Show each line from the listing that includes the word "screenshot".

-- Start of Data for this exercise --

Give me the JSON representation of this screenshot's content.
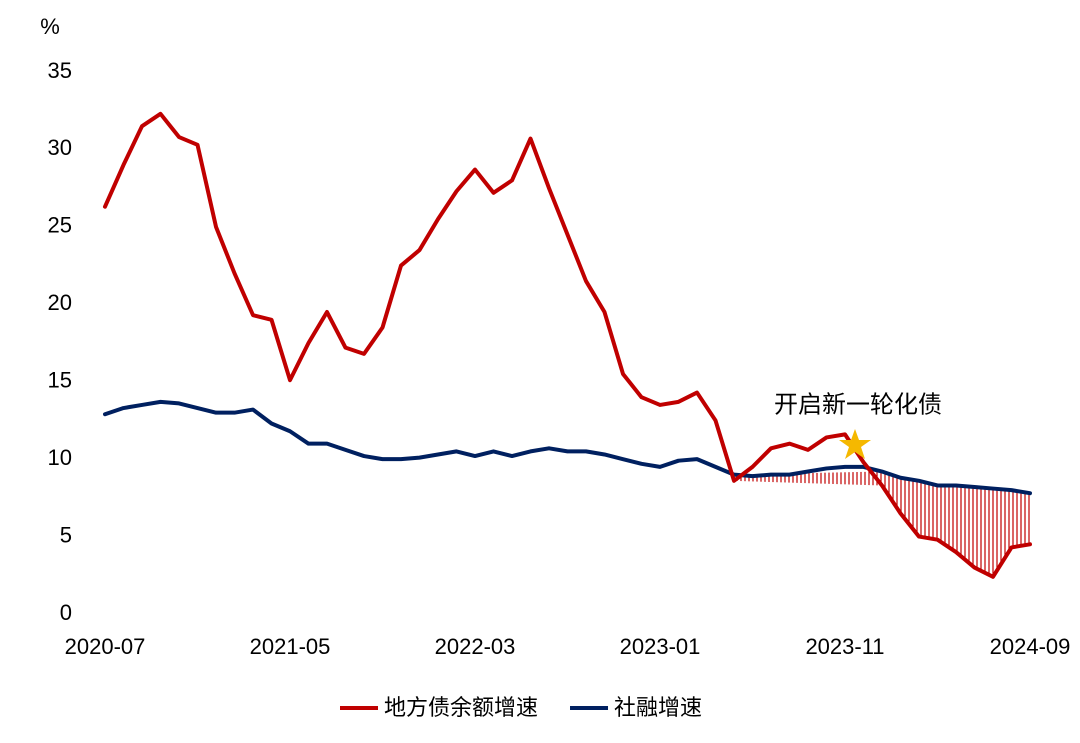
{
  "chart_data": {
    "type": "line",
    "ylabel": "%",
    "categories": [
      "2020-07",
      null,
      null,
      null,
      null,
      null,
      null,
      null,
      null,
      null,
      "2021-05",
      null,
      null,
      null,
      null,
      null,
      null,
      null,
      null,
      null,
      "2022-03",
      null,
      null,
      null,
      null,
      null,
      null,
      null,
      null,
      null,
      "2023-01",
      null,
      null,
      null,
      null,
      null,
      null,
      null,
      null,
      null,
      "2023-11",
      null,
      null,
      null,
      null,
      null,
      null,
      null,
      null,
      null,
      "2024-09"
    ],
    "series": [
      {
        "name": "地方债余额增速",
        "color": "#c00000",
        "values": [
          26.3,
          29,
          31.5,
          32.3,
          30.8,
          30.3,
          25,
          22,
          19.3,
          19,
          15.1,
          17.5,
          19.5,
          17.2,
          16.8,
          18.5,
          22.5,
          23.5,
          25.5,
          27.3,
          28.7,
          27.2,
          28,
          30.7,
          27.5,
          24.5,
          21.5,
          19.5,
          15.5,
          14,
          13.5,
          13.7,
          14.3,
          12.5,
          8.6,
          9.5,
          10.7,
          11,
          10.6,
          11.4,
          11.6,
          9.8,
          8.3,
          6.5,
          5,
          4.8,
          4,
          3,
          2.4,
          4.3,
          4.5
        ]
      },
      {
        "name": "社融增速",
        "color": "#002060",
        "values": [
          12.9,
          13.3,
          13.5,
          13.7,
          13.6,
          13.3,
          13,
          13,
          13.2,
          12.3,
          11.8,
          11,
          11,
          10.6,
          10.2,
          10,
          10,
          10.1,
          10.3,
          10.5,
          10.2,
          10.5,
          10.2,
          10.5,
          10.7,
          10.5,
          10.5,
          10.3,
          10,
          9.7,
          9.5,
          9.9,
          10,
          9.5,
          9,
          8.9,
          9,
          9,
          9.2,
          9.4,
          9.5,
          9.5,
          9.2,
          8.8,
          8.6,
          8.3,
          8.3,
          8.2,
          8.1,
          8,
          7.8
        ]
      }
    ],
    "ylim": [
      0,
      35
    ],
    "yticks": [
      0,
      5,
      10,
      15,
      20,
      25,
      30,
      35
    ],
    "annotation": "开启新一轮化债",
    "grid": false
  }
}
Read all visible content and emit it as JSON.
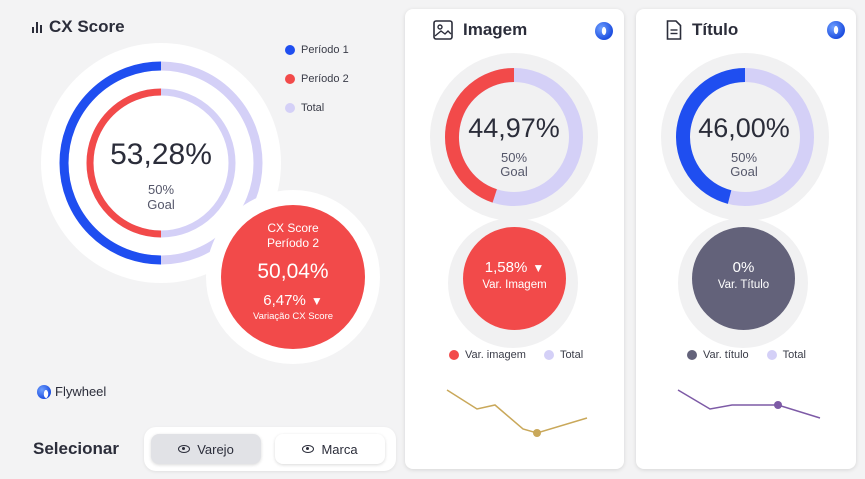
{
  "header": {
    "title": "CX Score"
  },
  "legend": {
    "items": [
      {
        "label": "Período 1",
        "color": "#1f4ef0"
      },
      {
        "label": "Período 2",
        "color": "#f24a4a"
      },
      {
        "label": "Total",
        "color": "#d4d0f7"
      }
    ]
  },
  "main_donut": {
    "value_label": "53,28%",
    "goal_pct": "50%",
    "goal_label": "Goal",
    "periodo1_fraction": 0.5,
    "periodo2_fraction": 0.5
  },
  "periodo2_bubble": {
    "title_line1": "CX Score",
    "title_line2": "Período 2",
    "value": "50,04%",
    "variation": "6,47%",
    "variation_label": "Variação CX Score"
  },
  "brand": {
    "name": "Flywheel"
  },
  "selector": {
    "label": "Selecionar",
    "options": [
      {
        "label": "Varejo",
        "selected": true
      },
      {
        "label": "Marca",
        "selected": false
      }
    ]
  },
  "cards": [
    {
      "title": "Imagem",
      "icon": "image-icon",
      "value_label": "44,97%",
      "value_fraction": 0.4497,
      "ring_color": "#f24a4a",
      "goal_pct": "50%",
      "goal_label": "Goal",
      "var_value": "1,58%",
      "var_label": "Var. Imagem",
      "var_color": "#f24a4a",
      "legend_var": "Var. imagem",
      "legend_total": "Total",
      "sparkline_color": "#c9a85a"
    },
    {
      "title": "Título",
      "icon": "document-icon",
      "value_label": "46,00%",
      "value_fraction": 0.46,
      "ring_color": "#1f4ef0",
      "goal_pct": "50%",
      "goal_label": "Goal",
      "var_value": "0%",
      "var_label": "Var. Título",
      "var_color": "#63627a",
      "legend_var": "Var. título",
      "legend_total": "Total",
      "sparkline_color": "#7d5aa6"
    }
  ],
  "colors": {
    "track": "#d4d0f7",
    "red": "#f24a4a",
    "blue": "#1f4ef0",
    "gray_var": "#63627a"
  }
}
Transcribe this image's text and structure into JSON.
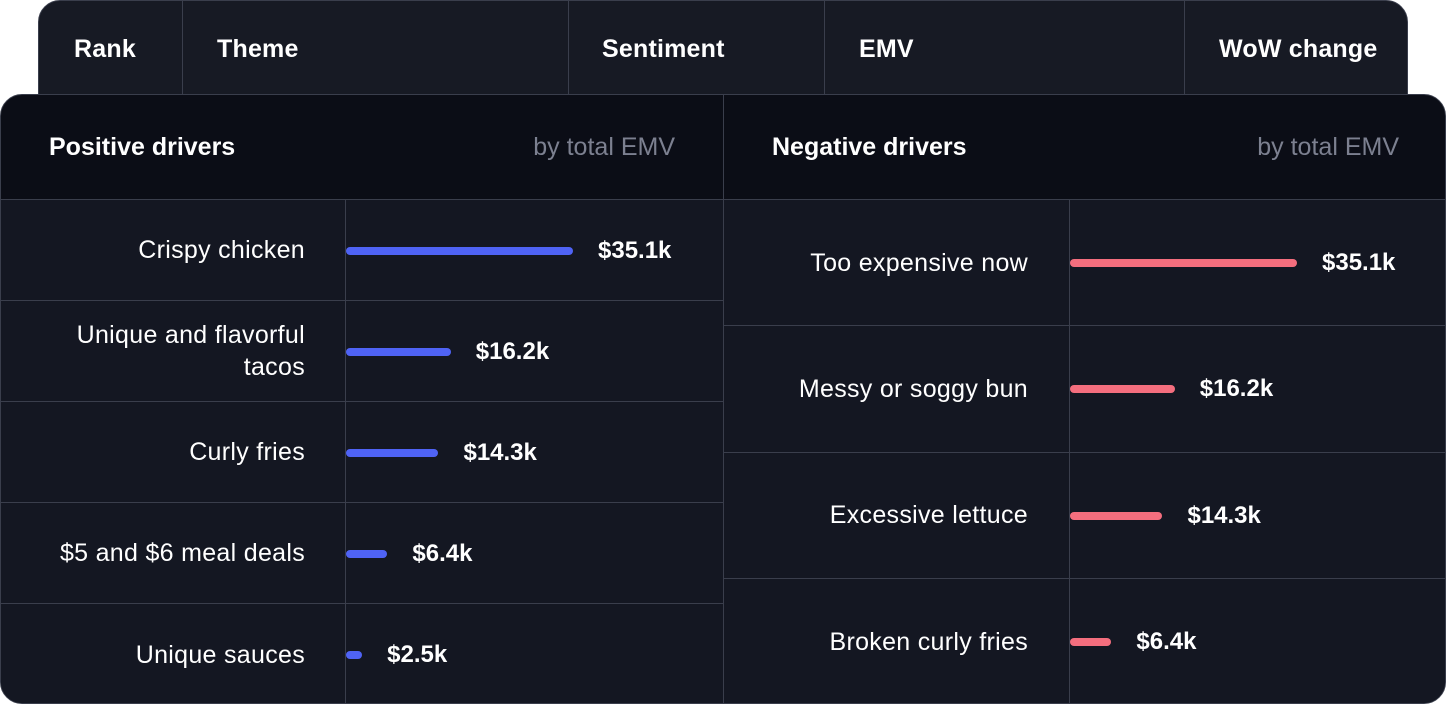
{
  "header": {
    "columns": [
      {
        "id": "rank",
        "label": "Rank"
      },
      {
        "id": "theme",
        "label": "Theme"
      },
      {
        "id": "sentiment",
        "label": "Sentiment"
      },
      {
        "id": "emv",
        "label": "EMV"
      },
      {
        "id": "wow",
        "label": "WoW change"
      }
    ]
  },
  "colors": {
    "positive_bar": "#4f63f5",
    "negative_bar": "#f46e7e"
  },
  "chart_data": [
    {
      "type": "bar",
      "orientation": "horizontal",
      "title": "Positive drivers",
      "subtitle": "by total EMV",
      "categories": [
        "Crispy chicken",
        "Unique and flavorful tacos",
        "Curly fries",
        "$5 and $6 meal deals",
        "Unique sauces"
      ],
      "values": [
        35.1,
        16.2,
        14.3,
        6.4,
        2.5
      ],
      "value_labels": [
        "$35.1k",
        "$16.2k",
        "$14.3k",
        "$6.4k",
        "$2.5k"
      ],
      "unit": "$k",
      "color": "#4f63f5"
    },
    {
      "type": "bar",
      "orientation": "horizontal",
      "title": "Negative drivers",
      "subtitle": "by total EMV",
      "categories": [
        "Too expensive now",
        "Messy or soggy bun",
        "Excessive lettuce",
        "Broken curly fries"
      ],
      "values": [
        35.1,
        16.2,
        14.3,
        6.4
      ],
      "value_labels": [
        "$35.1k",
        "$16.2k",
        "$14.3k",
        "$6.4k"
      ],
      "unit": "$k",
      "color": "#f46e7e"
    }
  ]
}
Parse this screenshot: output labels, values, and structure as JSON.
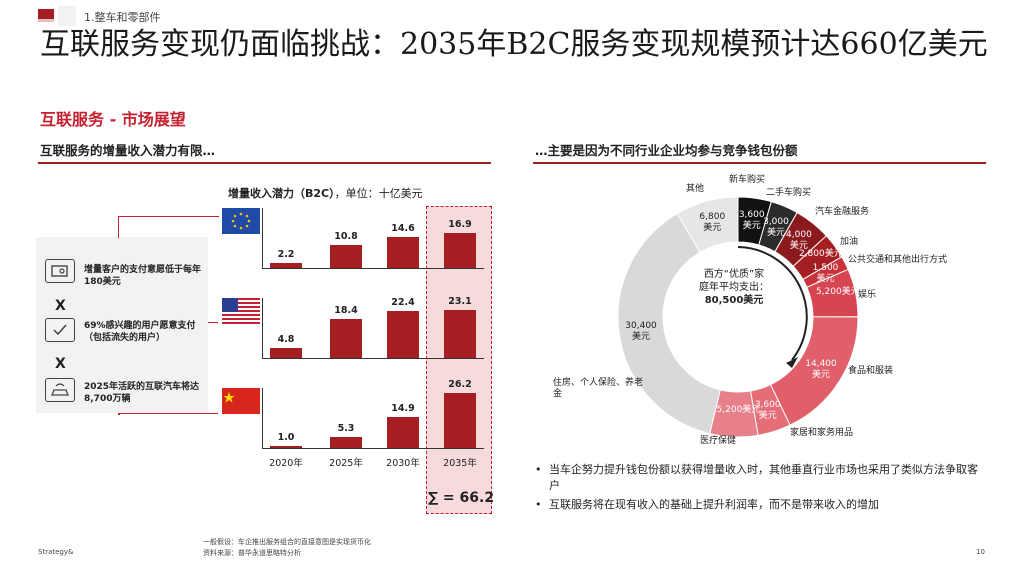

-- End of Data for this exercise --

--- Expected output ---
Give me the JSON representation of this screenshot's content.
Parse this screenshot: output labels, values, and structure as JSON.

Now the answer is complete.